-- DATASET ENTRIES start --

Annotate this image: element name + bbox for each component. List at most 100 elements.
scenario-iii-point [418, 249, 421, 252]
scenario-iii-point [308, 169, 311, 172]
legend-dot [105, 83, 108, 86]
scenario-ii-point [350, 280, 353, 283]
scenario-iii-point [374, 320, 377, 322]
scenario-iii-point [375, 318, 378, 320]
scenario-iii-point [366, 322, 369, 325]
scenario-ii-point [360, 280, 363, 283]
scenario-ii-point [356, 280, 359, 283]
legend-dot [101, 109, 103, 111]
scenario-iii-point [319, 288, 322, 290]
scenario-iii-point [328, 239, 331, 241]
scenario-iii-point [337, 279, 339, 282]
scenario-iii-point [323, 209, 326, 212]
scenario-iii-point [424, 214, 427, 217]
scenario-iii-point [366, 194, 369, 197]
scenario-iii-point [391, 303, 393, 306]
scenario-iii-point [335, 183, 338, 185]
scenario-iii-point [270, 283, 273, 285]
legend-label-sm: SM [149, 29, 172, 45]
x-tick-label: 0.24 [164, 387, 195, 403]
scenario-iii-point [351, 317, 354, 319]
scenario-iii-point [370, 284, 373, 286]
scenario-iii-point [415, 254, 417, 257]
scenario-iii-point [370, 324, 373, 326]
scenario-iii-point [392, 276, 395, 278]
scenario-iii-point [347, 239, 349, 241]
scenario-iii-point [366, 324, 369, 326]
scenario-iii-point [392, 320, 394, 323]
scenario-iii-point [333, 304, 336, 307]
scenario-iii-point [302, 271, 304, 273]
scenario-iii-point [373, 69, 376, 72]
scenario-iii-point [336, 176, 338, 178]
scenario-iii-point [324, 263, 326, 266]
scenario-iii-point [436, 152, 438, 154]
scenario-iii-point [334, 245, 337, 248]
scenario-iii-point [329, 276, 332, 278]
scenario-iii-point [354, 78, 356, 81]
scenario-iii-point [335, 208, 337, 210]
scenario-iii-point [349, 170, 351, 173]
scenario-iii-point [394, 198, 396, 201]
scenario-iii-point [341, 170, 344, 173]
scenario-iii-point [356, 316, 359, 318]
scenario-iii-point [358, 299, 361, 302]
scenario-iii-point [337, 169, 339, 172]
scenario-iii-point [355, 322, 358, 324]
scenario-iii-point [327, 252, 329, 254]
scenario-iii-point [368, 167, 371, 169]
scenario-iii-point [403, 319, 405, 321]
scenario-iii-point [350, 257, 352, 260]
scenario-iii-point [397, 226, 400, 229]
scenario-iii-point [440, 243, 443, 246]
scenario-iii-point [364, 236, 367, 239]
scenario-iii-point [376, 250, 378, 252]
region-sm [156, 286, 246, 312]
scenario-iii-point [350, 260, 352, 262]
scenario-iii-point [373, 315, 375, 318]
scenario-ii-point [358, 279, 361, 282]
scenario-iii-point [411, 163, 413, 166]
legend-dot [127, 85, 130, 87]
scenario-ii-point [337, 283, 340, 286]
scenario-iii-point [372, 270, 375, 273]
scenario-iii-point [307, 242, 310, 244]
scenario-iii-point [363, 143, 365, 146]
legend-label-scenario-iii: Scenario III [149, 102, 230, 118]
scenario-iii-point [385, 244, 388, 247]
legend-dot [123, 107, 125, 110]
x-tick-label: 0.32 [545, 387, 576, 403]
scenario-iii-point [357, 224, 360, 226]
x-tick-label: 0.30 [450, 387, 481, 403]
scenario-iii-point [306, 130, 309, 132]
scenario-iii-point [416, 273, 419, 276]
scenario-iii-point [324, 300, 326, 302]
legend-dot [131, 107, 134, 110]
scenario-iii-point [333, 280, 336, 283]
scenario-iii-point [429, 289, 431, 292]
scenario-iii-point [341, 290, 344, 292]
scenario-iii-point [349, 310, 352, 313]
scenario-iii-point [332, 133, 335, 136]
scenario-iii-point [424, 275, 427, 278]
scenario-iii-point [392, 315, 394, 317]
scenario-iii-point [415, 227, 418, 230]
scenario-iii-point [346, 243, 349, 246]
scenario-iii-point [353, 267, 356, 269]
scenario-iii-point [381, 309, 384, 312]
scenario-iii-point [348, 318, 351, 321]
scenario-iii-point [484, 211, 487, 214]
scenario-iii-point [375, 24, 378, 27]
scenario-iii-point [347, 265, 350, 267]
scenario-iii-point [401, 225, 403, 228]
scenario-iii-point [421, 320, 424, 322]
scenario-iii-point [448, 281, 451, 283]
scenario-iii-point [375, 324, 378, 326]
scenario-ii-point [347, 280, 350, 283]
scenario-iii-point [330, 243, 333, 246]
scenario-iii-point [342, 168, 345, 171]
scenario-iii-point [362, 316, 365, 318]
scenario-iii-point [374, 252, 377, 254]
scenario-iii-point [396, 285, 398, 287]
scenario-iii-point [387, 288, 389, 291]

-- DATASET ENTRIES end --

* [EXERCISE]: Which lines in the material contain the string "label" with matching case? Pick out each of those lines and copy it.

* [EXERCISE SOLUTION]:
legend-label-sm: SM [149, 29, 172, 45]
x-tick-label: 0.24 [164, 387, 195, 403]
legend-label-scenario-iii: Scenario III [149, 102, 230, 118]
x-tick-label: 0.32 [545, 387, 576, 403]
x-tick-label: 0.30 [450, 387, 481, 403]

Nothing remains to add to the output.